_PROBLEM DETAILS:_ Each line of the material below should be reproduced exactly.

[A block of data]
'''
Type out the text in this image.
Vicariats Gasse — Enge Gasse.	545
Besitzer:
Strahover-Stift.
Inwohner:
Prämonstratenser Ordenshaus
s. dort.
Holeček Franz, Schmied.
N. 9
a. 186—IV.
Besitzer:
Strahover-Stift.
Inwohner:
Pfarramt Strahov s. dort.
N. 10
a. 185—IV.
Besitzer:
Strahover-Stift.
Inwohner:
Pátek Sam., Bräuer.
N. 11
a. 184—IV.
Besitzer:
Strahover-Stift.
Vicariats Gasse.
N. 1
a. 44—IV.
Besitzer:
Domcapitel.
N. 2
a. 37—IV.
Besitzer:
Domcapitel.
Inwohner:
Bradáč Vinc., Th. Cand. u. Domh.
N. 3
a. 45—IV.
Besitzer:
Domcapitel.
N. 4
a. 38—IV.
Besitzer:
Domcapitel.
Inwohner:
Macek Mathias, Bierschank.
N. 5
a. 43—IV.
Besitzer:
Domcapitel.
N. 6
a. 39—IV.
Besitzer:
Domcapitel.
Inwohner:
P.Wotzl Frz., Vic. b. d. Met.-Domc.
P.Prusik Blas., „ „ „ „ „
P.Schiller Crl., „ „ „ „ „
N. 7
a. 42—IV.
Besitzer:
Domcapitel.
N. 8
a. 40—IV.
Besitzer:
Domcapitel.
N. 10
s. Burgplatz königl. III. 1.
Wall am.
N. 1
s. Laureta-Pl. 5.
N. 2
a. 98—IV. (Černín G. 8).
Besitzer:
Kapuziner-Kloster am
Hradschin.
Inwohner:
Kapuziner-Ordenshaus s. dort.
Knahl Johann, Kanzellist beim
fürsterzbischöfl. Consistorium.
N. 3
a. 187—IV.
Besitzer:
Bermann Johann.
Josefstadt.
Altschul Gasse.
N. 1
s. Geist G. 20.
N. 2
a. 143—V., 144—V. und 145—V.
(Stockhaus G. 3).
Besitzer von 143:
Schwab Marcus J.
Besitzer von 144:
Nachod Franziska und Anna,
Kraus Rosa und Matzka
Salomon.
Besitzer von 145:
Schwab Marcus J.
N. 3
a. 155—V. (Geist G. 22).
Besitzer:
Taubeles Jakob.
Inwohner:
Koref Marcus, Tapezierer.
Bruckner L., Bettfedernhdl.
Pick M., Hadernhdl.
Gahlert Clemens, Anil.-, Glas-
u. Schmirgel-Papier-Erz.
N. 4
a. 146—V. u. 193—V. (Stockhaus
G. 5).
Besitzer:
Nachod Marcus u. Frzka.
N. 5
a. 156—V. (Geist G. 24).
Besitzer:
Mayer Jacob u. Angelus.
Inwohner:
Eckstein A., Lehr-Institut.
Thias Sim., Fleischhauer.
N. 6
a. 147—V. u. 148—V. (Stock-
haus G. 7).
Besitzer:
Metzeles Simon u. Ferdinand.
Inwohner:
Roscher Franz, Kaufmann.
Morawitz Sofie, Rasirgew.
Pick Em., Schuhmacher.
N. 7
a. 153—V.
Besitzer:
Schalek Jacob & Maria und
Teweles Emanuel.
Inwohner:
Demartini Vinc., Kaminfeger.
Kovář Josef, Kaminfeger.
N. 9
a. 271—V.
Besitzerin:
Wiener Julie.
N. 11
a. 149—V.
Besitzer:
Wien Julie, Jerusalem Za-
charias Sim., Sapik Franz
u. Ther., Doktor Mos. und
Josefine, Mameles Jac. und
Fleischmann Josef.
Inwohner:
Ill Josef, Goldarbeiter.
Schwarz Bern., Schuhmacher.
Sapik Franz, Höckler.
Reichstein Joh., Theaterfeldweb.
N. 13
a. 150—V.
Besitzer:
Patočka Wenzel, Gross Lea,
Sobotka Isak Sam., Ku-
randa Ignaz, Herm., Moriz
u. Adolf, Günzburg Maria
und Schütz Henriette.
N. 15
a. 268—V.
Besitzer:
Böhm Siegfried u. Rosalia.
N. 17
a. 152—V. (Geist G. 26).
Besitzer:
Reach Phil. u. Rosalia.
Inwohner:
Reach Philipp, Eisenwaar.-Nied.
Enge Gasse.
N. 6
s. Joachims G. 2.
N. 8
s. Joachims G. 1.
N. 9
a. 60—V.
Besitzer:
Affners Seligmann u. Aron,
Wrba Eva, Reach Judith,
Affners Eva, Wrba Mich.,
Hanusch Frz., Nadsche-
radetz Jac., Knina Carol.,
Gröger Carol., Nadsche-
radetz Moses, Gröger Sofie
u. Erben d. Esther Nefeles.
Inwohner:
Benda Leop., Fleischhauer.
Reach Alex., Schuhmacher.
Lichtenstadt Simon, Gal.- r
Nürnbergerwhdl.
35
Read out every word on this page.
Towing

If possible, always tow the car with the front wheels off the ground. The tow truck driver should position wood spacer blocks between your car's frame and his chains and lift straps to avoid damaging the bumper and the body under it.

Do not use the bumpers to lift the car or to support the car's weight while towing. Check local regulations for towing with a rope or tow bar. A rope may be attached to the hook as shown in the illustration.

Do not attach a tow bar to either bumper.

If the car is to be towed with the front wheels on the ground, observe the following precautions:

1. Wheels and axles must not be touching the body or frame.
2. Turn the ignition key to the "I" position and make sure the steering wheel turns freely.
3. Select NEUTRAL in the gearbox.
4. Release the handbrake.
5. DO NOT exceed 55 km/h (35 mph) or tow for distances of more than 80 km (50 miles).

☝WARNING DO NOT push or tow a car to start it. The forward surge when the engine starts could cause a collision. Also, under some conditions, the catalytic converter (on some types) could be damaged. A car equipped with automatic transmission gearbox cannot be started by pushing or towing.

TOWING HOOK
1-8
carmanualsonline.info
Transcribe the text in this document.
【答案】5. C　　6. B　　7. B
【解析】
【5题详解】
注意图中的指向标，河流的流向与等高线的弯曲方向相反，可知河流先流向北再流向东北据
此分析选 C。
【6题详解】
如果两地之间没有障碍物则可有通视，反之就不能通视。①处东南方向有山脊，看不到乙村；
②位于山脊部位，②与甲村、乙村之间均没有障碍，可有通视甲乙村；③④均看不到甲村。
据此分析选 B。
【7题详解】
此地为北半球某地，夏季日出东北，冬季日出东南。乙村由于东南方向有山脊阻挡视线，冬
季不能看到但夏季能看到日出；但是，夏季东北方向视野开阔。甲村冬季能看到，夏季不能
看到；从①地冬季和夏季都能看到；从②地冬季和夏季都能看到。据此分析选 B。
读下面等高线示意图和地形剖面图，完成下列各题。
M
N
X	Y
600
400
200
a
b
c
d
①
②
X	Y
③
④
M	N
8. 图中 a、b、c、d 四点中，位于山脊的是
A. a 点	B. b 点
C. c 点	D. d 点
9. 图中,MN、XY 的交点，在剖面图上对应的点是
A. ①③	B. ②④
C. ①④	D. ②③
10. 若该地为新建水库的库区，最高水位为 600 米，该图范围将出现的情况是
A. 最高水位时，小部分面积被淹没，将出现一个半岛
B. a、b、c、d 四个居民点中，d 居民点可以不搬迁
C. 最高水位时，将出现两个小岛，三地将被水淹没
'''
_EXERCISE OUTPUT:_
Type out the text in this image.
Vicariats Gasse — Enge Gasse.	545
Besitzer:
Strahover-Stift.
Inwohner:
Prämonstratenser Ordenshaus
s. dort.
Holeček Franz, Schmied.
N. 9
a. 186—IV.
Besitzer:
Strahover-Stift.
Inwohner:
Pfarramt Strahov s. dort.
N. 10
a. 185—IV.
Besitzer:
Strahover-Stift.
Inwohner:
Pátek Sam., Bräuer.
N. 11
a. 184—IV.
Besitzer:
Strahover-Stift.
Vicariats Gasse.
N. 1
a. 44—IV.
Besitzer:
Domcapitel.
N. 2
a. 37—IV.
Besitzer:
Domcapitel.
Inwohner:
Bradáč Vinc., Th. Cand. u. Domh.
N. 3
a. 45—IV.
Besitzer:
Domcapitel.
N. 4
a. 38—IV.
Besitzer:
Domcapitel.
Inwohner:
Macek Mathias, Bierschank.
N. 5
a. 43—IV.
Besitzer:
Domcapitel.
N. 6
a. 39—IV.
Besitzer:
Domcapitel.
Inwohner:
P.Wotzl Frz., Vic. b. d. Met.-Domc.
P.Prusik Blas., „ „ „ „ „
P.Schiller Crl., „ „ „ „ „
N. 7
a. 42—IV.
Besitzer:
Domcapitel.
N. 8
a. 40—IV.
Besitzer:
Domcapitel.
N. 10
s. Burgplatz königl. III. 1.
Wall am.
N. 1
s. Laureta-Pl. 5.
N. 2
a. 98—IV. (Černín G. 8).
Besitzer:
Kapuziner-Kloster am
Hradschin.
Inwohner:
Kapuziner-Ordenshaus s. dort.
Knahl Johann, Kanzellist beim
fürsterzbischöfl. Consistorium.
N. 3
a. 187—IV.
Besitzer:
Bermann Johann.
Josefstadt.
Altschul Gasse.
N. 1
s. Geist G. 20.
N. 2
a. 143—V., 144—V. und 145—V.
(Stockhaus G. 3).
Besitzer von 143:
Schwab Marcus J.
Besitzer von 144:
Nachod Franziska und Anna,
Kraus Rosa und Matzka
Salomon.
Besitzer von 145:
Schwab Marcus J.
N. 3
a. 155—V. (Geist G. 22).
Besitzer:
Taubeles Jakob.
Inwohner:
Koref Marcus, Tapezierer.
Bruckner L., Bettfedernhdl.
Pick M., Hadernhdl.
Gahlert Clemens, Anil.-, Glas-
u. Schmirgel-Papier-Erz.
N. 4
a. 146—V. u. 193—V. (Stockhaus
G. 5).
Besitzer:
Nachod Marcus u. Frzka.
N. 5
a. 156—V. (Geist G. 24).
Besitzer:
Mayer Jacob u. Angelus.
Inwohner:
Eckstein A., Lehr-Institut.
Thias Sim., Fleischhauer.
N. 6
a. 147—V. u. 148—V. (Stock-
haus G. 7).
Besitzer:
Metzeles Simon u. Ferdinand.
Inwohner:
Roscher Franz, Kaufmann.
Morawitz Sofie, Rasirgew.
Pick Em., Schuhmacher.
N. 7
a. 153—V.
Besitzer:
Schalek Jacob & Maria und
Teweles Emanuel.
Inwohner:
Demartini Vinc., Kaminfeger.
Kovář Josef, Kaminfeger.
N. 9
a. 271—V.
Besitzerin:
Wiener Julie.
N. 11
a. 149—V.
Besitzer:
Wien Julie, Jerusalem Za-
charias Sim., Sapik Franz
u. Ther., Doktor Mos. und
Josefine, Mameles Jac. und
Fleischmann Josef.
Inwohner:
Ill Josef, Goldarbeiter.
Schwarz Bern., Schuhmacher.
Sapik Franz, Höckler.
Reichstein Joh., Theaterfeldweb.
N. 13
a. 150—V.
Besitzer:
Patočka Wenzel, Gross Lea,
Sobotka Isak Sam., Ku-
randa Ignaz, Herm., Moriz
u. Adolf, Günzburg Maria
und Schütz Henriette.
N. 15
a. 268—V.
Besitzer:
Böhm Siegfried u. Rosalia.
N. 17
a. 152—V. (Geist G. 26).
Besitzer:
Reach Phil. u. Rosalia.
Inwohner:
Reach Philipp, Eisenwaar.-Nied.
Enge Gasse.
N. 6
s. Joachims G. 2.
N. 8
s. Joachims G. 1.
N. 9
a. 60—V.
Besitzer:
Affners Seligmann u. Aron,
Wrba Eva, Reach Judith,
Affners Eva, Wrba Mich.,
Hanusch Frz., Nadsche-
radetz Jac., Knina Carol.,
Gröger Carol., Nadsche-
radetz Moses, Gröger Sofie
u. Erben d. Esther Nefeles.
Inwohner:
Benda Leop., Fleischhauer.
Reach Alex., Schuhmacher.
Lichtenstadt Simon, Gal.- r
Nürnbergerwhdl.
35
Read out every word on this page.
Towing

If possible, always tow the car with the front wheels off the ground. The tow truck driver should position wood spacer blocks between your car's frame and his chains and lift straps to avoid damaging the bumper and the body under it.

Do not use the bumpers to lift the car or to support the car's weight while towing. Check local regulations for towing with a rope or tow bar. A rope may be attached to the hook as shown in the illustration.

Do not attach a tow bar to either bumper.

If the car is to be towed with the front wheels on the ground, observe the following precautions:

1. Wheels and axles must not be touching the body or frame.
2. Turn the ignition key to the "I" position and make sure the steering wheel turns freely.
3. Select NEUTRAL in the gearbox.
4. Release the handbrake.
5. DO NOT exceed 55 km/h (35 mph) or tow for distances of more than 80 km (50 miles).

☝WARNING DO NOT push or tow a car to start it. The forward surge when the engine starts could cause a collision. Also, under some conditions, the catalytic converter (on some types) could be damaged. A car equipped with automatic transmission gearbox cannot be started by pushing or towing.

TOWING HOOK
1-8
carmanualsonline.info
Transcribe the text in this document.
【答案】5. C　　6. B　　7. B
【解析】
【5题详解】
注意图中的指向标，河流的流向与等高线的弯曲方向相反，可知河流先流向北再流向东北据
此分析选 C。
【6题详解】
如果两地之间没有障碍物则可有通视，反之就不能通视。①处东南方向有山脊，看不到乙村；
②位于山脊部位，②与甲村、乙村之间均没有障碍，可有通视甲乙村；③④均看不到甲村。
据此分析选 B。
【7题详解】
此地为北半球某地，夏季日出东北，冬季日出东南。乙村由于东南方向有山脊阻挡视线，冬
季不能看到但夏季能看到日出；但是，夏季东北方向视野开阔。甲村冬季能看到，夏季不能
看到；从①地冬季和夏季都能看到；从②地冬季和夏季都能看到。据此分析选 B。
读下面等高线示意图和地形剖面图，完成下列各题。
M
N
X	Y
600
400
200
a
b
c
d
①
②
X	Y
③
④
M	N
8. 图中 a、b、c、d 四点中，位于山脊的是
A. a 点	B. b 点
C. c 点	D. d 点
9. 图中,MN、XY 的交点，在剖面图上对应的点是
A. ①③	B. ②④
C. ①④	D. ②③
10. 若该地为新建水库的库区，最高水位为 600 米，该图范围将出现的情况是
A. 最高水位时，小部分面积被淹没，将出现一个半岛
B. a、b、c、d 四个居民点中，d 居民点可以不搬迁
C. 最高水位时，将出现两个小岛，三地将被水淹没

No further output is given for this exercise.